Records for processing —
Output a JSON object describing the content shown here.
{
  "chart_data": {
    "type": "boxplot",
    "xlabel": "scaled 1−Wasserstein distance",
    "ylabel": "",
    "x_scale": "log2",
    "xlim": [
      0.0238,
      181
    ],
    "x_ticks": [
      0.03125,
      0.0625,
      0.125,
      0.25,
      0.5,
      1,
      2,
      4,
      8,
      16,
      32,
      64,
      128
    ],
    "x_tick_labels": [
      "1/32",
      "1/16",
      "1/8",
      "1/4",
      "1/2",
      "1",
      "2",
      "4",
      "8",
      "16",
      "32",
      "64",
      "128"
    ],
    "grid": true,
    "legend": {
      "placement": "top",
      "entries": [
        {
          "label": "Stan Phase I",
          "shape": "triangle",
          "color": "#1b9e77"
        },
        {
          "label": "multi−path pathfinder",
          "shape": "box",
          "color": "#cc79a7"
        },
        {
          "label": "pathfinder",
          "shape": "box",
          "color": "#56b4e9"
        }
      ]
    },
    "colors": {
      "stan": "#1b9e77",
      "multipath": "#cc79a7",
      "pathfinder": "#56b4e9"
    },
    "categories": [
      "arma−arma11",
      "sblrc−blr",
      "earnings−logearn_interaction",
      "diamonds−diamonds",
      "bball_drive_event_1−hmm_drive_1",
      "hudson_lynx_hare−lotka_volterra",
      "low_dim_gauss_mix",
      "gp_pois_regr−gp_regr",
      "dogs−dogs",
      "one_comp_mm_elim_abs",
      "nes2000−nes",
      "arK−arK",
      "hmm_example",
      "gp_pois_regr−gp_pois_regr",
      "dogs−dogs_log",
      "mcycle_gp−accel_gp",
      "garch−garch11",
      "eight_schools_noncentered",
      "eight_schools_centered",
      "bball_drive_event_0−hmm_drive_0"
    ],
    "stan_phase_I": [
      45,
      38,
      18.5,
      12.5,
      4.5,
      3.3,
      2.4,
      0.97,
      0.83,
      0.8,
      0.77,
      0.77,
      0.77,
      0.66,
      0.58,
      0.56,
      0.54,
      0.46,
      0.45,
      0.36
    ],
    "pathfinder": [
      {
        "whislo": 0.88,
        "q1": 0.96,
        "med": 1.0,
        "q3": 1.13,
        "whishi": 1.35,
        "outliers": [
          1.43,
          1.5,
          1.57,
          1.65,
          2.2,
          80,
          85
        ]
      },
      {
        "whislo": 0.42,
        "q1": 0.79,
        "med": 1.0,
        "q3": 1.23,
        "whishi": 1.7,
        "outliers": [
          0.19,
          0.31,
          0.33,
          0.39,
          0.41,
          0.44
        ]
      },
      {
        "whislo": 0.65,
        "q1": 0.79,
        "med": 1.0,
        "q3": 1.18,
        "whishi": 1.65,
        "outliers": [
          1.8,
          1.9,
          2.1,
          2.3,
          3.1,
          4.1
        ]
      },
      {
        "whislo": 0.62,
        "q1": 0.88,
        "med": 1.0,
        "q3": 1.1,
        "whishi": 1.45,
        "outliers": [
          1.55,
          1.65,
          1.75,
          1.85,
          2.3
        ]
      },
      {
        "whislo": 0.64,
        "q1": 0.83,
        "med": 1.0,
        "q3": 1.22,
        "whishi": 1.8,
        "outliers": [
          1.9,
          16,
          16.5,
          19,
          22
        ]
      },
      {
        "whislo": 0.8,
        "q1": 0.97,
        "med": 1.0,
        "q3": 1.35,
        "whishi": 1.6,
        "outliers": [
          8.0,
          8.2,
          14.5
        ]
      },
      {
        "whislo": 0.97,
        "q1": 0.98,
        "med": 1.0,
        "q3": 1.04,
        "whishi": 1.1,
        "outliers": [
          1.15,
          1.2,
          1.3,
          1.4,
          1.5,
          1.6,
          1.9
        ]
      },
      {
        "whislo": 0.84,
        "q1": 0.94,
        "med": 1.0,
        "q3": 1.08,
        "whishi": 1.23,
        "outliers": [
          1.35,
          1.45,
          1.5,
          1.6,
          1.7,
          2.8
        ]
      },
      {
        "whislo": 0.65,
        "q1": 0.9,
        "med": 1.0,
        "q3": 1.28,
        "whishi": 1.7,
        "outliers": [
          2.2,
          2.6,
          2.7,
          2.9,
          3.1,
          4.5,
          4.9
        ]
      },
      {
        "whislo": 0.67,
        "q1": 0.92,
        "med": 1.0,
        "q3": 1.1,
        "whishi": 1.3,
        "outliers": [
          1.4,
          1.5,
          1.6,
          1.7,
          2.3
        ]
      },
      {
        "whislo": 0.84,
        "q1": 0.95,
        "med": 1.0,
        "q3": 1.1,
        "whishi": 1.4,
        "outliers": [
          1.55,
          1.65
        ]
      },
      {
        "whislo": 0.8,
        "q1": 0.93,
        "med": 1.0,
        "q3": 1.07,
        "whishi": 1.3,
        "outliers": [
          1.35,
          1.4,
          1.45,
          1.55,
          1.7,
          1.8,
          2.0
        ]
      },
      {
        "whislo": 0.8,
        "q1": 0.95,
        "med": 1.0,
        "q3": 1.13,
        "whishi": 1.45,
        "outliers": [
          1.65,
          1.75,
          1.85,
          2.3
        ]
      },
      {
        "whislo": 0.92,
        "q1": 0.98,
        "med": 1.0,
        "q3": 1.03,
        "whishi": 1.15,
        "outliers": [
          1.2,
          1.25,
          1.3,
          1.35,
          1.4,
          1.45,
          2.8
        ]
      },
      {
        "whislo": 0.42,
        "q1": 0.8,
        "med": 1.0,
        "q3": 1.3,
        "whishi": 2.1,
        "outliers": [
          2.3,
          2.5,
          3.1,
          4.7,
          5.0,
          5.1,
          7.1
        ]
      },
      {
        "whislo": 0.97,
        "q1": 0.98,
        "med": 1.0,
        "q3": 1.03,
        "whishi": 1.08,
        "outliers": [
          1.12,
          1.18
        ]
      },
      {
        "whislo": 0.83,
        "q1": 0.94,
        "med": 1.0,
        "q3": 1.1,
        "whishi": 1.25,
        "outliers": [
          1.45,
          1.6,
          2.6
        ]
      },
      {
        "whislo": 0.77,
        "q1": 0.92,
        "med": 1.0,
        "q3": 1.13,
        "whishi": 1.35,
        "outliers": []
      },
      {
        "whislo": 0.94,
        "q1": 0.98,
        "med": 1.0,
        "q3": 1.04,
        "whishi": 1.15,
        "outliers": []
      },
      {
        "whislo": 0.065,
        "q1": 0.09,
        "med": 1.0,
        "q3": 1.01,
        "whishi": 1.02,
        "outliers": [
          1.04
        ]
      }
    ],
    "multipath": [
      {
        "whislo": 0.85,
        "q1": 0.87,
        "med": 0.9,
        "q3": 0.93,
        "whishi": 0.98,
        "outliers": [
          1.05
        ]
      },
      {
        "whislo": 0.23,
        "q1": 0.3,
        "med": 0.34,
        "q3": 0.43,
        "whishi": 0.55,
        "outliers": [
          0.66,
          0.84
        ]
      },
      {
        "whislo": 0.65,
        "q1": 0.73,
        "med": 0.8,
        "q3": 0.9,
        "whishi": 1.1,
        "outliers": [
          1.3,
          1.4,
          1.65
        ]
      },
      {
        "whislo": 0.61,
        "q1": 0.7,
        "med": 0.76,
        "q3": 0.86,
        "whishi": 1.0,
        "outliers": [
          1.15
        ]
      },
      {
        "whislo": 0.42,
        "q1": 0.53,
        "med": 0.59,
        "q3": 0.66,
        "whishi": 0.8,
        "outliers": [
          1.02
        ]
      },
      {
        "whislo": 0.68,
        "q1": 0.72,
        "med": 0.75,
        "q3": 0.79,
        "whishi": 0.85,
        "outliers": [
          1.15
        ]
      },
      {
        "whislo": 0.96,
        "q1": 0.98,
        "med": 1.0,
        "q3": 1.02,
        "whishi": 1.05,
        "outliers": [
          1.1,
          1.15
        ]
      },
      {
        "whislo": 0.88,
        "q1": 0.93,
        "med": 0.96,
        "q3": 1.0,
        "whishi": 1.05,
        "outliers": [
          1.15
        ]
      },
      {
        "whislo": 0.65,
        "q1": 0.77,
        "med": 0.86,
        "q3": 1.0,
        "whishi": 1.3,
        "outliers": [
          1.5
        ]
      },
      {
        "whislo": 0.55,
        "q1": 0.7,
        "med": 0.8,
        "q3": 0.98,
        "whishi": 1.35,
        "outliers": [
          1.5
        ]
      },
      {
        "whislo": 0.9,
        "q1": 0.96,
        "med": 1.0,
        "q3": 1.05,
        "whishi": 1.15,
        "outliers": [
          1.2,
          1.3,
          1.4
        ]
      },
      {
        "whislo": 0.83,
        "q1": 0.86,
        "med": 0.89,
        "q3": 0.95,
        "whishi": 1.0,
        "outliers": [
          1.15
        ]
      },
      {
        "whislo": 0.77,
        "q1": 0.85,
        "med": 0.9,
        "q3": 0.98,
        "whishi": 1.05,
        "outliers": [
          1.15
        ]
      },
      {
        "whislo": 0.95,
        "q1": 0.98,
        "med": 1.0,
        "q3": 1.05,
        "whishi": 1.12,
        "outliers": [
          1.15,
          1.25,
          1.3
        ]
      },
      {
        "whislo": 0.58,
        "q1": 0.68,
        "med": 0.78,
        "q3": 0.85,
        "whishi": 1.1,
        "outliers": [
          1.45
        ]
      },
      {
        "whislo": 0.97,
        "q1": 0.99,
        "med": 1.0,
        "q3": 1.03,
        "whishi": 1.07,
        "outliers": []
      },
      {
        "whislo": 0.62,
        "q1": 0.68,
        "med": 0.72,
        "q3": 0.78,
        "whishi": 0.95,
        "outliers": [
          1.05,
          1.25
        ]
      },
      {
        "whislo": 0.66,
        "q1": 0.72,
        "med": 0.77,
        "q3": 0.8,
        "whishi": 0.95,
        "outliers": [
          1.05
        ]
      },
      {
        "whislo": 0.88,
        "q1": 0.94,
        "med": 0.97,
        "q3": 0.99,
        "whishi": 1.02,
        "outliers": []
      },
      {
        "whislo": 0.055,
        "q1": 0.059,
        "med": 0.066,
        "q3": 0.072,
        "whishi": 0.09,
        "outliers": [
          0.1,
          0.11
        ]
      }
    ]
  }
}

Written instruction —
Collect the lines of the records that include the string "pathfinder".

Output for this exercise —
          "label": "multi−path pathfinder",
          "label": "pathfinder",
      "pathfinder": "#56b4e9"
    "pathfinder": [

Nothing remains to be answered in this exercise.